─── MATERIAL PROVIDED

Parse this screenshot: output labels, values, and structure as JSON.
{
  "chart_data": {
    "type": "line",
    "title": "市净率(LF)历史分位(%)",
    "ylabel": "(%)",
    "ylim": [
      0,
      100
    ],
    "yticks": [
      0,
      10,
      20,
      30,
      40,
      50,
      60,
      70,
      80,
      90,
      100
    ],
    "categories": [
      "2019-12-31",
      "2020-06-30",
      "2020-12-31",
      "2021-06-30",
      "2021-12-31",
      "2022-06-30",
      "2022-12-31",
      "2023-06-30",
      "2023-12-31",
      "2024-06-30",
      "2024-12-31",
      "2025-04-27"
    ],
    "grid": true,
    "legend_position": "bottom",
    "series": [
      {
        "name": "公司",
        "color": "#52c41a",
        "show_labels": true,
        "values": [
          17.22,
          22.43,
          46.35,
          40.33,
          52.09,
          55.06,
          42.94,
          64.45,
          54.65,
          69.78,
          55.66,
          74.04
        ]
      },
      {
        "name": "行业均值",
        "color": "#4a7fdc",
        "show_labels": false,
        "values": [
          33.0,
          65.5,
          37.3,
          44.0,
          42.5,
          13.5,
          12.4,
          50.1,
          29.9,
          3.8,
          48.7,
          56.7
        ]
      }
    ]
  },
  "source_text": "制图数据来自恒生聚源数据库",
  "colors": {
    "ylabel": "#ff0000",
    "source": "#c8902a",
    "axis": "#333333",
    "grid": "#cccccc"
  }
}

──────

_REQUEST_
Write the material out again in its entirety, exactly as shown.

_FULL OUTPUT_
Parse this screenshot: output labels, values, and structure as JSON.
{
  "chart_data": {
    "type": "line",
    "title": "市净率(LF)历史分位(%)",
    "ylabel": "(%)",
    "ylim": [
      0,
      100
    ],
    "yticks": [
      0,
      10,
      20,
      30,
      40,
      50,
      60,
      70,
      80,
      90,
      100
    ],
    "categories": [
      "2019-12-31",
      "2020-06-30",
      "2020-12-31",
      "2021-06-30",
      "2021-12-31",
      "2022-06-30",
      "2022-12-31",
      "2023-06-30",
      "2023-12-31",
      "2024-06-30",
      "2024-12-31",
      "2025-04-27"
    ],
    "grid": true,
    "legend_position": "bottom",
    "series": [
      {
        "name": "公司",
        "color": "#52c41a",
        "show_labels": true,
        "values": [
          17.22,
          22.43,
          46.35,
          40.33,
          52.09,
          55.06,
          42.94,
          64.45,
          54.65,
          69.78,
          55.66,
          74.04
        ]
      },
      {
        "name": "行业均值",
        "color": "#4a7fdc",
        "show_labels": false,
        "values": [
          33.0,
          65.5,
          37.3,
          44.0,
          42.5,
          13.5,
          12.4,
          50.1,
          29.9,
          3.8,
          48.7,
          56.7
        ]
      }
    ]
  },
  "source_text": "制图数据来自恒生聚源数据库",
  "colors": {
    "ylabel": "#ff0000",
    "source": "#c8902a",
    "axis": "#333333",
    "grid": "#cccccc"
  }
}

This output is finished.